## Begin

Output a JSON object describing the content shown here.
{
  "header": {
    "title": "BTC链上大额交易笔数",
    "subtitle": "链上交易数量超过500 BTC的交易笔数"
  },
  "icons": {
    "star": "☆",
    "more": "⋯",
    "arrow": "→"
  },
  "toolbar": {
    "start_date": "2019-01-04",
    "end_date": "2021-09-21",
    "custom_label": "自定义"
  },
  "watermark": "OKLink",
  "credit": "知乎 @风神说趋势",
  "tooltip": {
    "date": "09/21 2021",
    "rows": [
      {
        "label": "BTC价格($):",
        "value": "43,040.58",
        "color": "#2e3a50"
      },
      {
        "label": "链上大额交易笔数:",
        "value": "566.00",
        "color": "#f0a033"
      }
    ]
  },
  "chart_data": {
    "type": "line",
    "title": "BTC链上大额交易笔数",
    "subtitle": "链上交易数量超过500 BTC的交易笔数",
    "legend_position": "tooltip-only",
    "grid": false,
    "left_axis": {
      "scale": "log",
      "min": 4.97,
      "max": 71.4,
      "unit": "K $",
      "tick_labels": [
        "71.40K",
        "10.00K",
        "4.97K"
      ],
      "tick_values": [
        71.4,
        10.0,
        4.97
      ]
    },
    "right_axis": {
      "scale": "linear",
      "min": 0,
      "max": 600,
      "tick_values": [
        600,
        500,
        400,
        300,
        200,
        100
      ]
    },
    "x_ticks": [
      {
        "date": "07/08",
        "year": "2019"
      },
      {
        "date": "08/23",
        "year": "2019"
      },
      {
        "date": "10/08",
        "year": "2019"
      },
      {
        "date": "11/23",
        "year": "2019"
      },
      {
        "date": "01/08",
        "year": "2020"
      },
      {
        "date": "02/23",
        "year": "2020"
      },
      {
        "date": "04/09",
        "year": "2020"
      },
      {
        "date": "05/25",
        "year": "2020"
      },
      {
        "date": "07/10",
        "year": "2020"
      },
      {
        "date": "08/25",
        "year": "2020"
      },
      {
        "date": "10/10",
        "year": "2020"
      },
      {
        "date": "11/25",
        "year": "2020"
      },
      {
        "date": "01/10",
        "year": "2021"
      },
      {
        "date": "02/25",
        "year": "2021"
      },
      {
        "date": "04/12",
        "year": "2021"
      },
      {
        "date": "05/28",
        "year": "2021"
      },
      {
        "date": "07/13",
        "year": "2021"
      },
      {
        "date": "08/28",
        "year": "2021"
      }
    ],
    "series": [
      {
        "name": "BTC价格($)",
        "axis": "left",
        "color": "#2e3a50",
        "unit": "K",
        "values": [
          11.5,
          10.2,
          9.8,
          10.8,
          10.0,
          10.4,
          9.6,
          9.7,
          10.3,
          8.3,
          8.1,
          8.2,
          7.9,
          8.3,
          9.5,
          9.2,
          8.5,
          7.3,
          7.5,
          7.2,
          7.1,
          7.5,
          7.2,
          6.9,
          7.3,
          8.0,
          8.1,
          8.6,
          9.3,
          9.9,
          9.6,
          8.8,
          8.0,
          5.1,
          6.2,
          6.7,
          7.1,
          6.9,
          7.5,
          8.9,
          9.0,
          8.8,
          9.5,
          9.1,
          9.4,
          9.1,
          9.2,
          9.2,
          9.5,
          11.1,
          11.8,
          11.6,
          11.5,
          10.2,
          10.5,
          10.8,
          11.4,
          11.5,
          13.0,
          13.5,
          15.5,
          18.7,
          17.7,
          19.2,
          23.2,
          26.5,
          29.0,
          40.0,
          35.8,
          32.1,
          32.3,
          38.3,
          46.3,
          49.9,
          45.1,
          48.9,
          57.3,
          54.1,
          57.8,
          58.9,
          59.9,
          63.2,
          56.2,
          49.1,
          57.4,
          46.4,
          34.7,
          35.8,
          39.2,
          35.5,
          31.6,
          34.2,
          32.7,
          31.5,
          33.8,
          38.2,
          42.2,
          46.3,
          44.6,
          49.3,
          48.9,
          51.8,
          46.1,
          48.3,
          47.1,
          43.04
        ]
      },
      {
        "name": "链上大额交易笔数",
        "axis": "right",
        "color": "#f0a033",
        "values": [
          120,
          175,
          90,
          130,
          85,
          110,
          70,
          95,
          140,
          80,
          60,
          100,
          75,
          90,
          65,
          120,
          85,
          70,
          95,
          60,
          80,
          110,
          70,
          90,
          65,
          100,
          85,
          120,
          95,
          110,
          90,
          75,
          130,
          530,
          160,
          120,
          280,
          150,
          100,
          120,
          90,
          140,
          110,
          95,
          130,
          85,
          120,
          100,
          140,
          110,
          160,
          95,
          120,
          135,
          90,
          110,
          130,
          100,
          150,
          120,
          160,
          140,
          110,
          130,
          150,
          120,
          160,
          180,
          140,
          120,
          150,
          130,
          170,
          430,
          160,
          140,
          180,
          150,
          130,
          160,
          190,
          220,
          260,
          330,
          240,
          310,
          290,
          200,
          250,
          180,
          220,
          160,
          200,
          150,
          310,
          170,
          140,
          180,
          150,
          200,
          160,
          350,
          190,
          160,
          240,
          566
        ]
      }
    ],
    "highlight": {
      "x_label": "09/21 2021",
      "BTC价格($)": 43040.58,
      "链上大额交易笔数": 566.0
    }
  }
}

## End

WORK REQUIRED
The records above must be output exactly, in full.

CORRECT RESPONSE
Output a JSON object describing the content shown here.
{
  "header": {
    "title": "BTC链上大额交易笔数",
    "subtitle": "链上交易数量超过500 BTC的交易笔数"
  },
  "icons": {
    "star": "☆",
    "more": "⋯",
    "arrow": "→"
  },
  "toolbar": {
    "start_date": "2019-01-04",
    "end_date": "2021-09-21",
    "custom_label": "自定义"
  },
  "watermark": "OKLink",
  "credit": "知乎 @风神说趋势",
  "tooltip": {
    "date": "09/21 2021",
    "rows": [
      {
        "label": "BTC价格($):",
        "value": "43,040.58",
        "color": "#2e3a50"
      },
      {
        "label": "链上大额交易笔数:",
        "value": "566.00",
        "color": "#f0a033"
      }
    ]
  },
  "chart_data": {
    "type": "line",
    "title": "BTC链上大额交易笔数",
    "subtitle": "链上交易数量超过500 BTC的交易笔数",
    "legend_position": "tooltip-only",
    "grid": false,
    "left_axis": {
      "scale": "log",
      "min": 4.97,
      "max": 71.4,
      "unit": "K $",
      "tick_labels": [
        "71.40K",
        "10.00K",
        "4.97K"
      ],
      "tick_values": [
        71.4,
        10.0,
        4.97
      ]
    },
    "right_axis": {
      "scale": "linear",
      "min": 0,
      "max": 600,
      "tick_values": [
        600,
        500,
        400,
        300,
        200,
        100
      ]
    },
    "x_ticks": [
      {
        "date": "07/08",
        "year": "2019"
      },
      {
        "date": "08/23",
        "year": "2019"
      },
      {
        "date": "10/08",
        "year": "2019"
      },
      {
        "date": "11/23",
        "year": "2019"
      },
      {
        "date": "01/08",
        "year": "2020"
      },
      {
        "date": "02/23",
        "year": "2020"
      },
      {
        "date": "04/09",
        "year": "2020"
      },
      {
        "date": "05/25",
        "year": "2020"
      },
      {
        "date": "07/10",
        "year": "2020"
      },
      {
        "date": "08/25",
        "year": "2020"
      },
      {
        "date": "10/10",
        "year": "2020"
      },
      {
        "date": "11/25",
        "year": "2020"
      },
      {
        "date": "01/10",
        "year": "2021"
      },
      {
        "date": "02/25",
        "year": "2021"
      },
      {
        "date": "04/12",
        "year": "2021"
      },
      {
        "date": "05/28",
        "year": "2021"
      },
      {
        "date": "07/13",
        "year": "2021"
      },
      {
        "date": "08/28",
        "year": "2021"
      }
    ],
    "series": [
      {
        "name": "BTC价格($)",
        "axis": "left",
        "color": "#2e3a50",
        "unit": "K",
        "values": [
          11.5,
          10.2,
          9.8,
          10.8,
          10.0,
          10.4,
          9.6,
          9.7,
          10.3,
          8.3,
          8.1,
          8.2,
          7.9,
          8.3,
          9.5,
          9.2,
          8.5,
          7.3,
          7.5,
          7.2,
          7.1,
          7.5,
          7.2,
          6.9,
          7.3,
          8.0,
          8.1,
          8.6,
          9.3,
          9.9,
          9.6,
          8.8,
          8.0,
          5.1,
          6.2,
          6.7,
          7.1,
          6.9,
          7.5,
          8.9,
          9.0,
          8.8,
          9.5,
          9.1,
          9.4,
          9.1,
          9.2,
          9.2,
          9.5,
          11.1,
          11.8,
          11.6,
          11.5,
          10.2,
          10.5,
          10.8,
          11.4,
          11.5,
          13.0,
          13.5,
          15.5,
          18.7,
          17.7,
          19.2,
          23.2,
          26.5,
          29.0,
          40.0,
          35.8,
          32.1,
          32.3,
          38.3,
          46.3,
          49.9,
          45.1,
          48.9,
          57.3,
          54.1,
          57.8,
          58.9,
          59.9,
          63.2,
          56.2,
          49.1,
          57.4,
          46.4,
          34.7,
          35.8,
          39.2,
          35.5,
          31.6,
          34.2,
          32.7,
          31.5,
          33.8,
          38.2,
          42.2,
          46.3,
          44.6,
          49.3,
          48.9,
          51.8,
          46.1,
          48.3,
          47.1,
          43.04
        ]
      },
      {
        "name": "链上大额交易笔数",
        "axis": "right",
        "color": "#f0a033",
        "values": [
          120,
          175,
          90,
          130,
          85,
          110,
          70,
          95,
          140,
          80,
          60,
          100,
          75,
          90,
          65,
          120,
          85,
          70,
          95,
          60,
          80,
          110,
          70,
          90,
          65,
          100,
          85,
          120,
          95,
          110,
          90,
          75,
          130,
          530,
          160,
          120,
          280,
          150,
          100,
          120,
          90,
          140,
          110,
          95,
          130,
          85,
          120,
          100,
          140,
          110,
          160,
          95,
          120,
          135,
          90,
          110,
          130,
          100,
          150,
          120,
          160,
          140,
          110,
          130,
          150,
          120,
          160,
          180,
          140,
          120,
          150,
          130,
          170,
          430,
          160,
          140,
          180,
          150,
          130,
          160,
          190,
          220,
          260,
          330,
          240,
          310,
          290,
          200,
          250,
          180,
          220,
          160,
          200,
          150,
          310,
          170,
          140,
          180,
          150,
          200,
          160,
          350,
          190,
          160,
          240,
          566
        ]
      }
    ],
    "highlight": {
      "x_label": "09/21 2021",
      "BTC价格($)": 43040.58,
      "链上大额交易笔数": 566.0
    }
  }
}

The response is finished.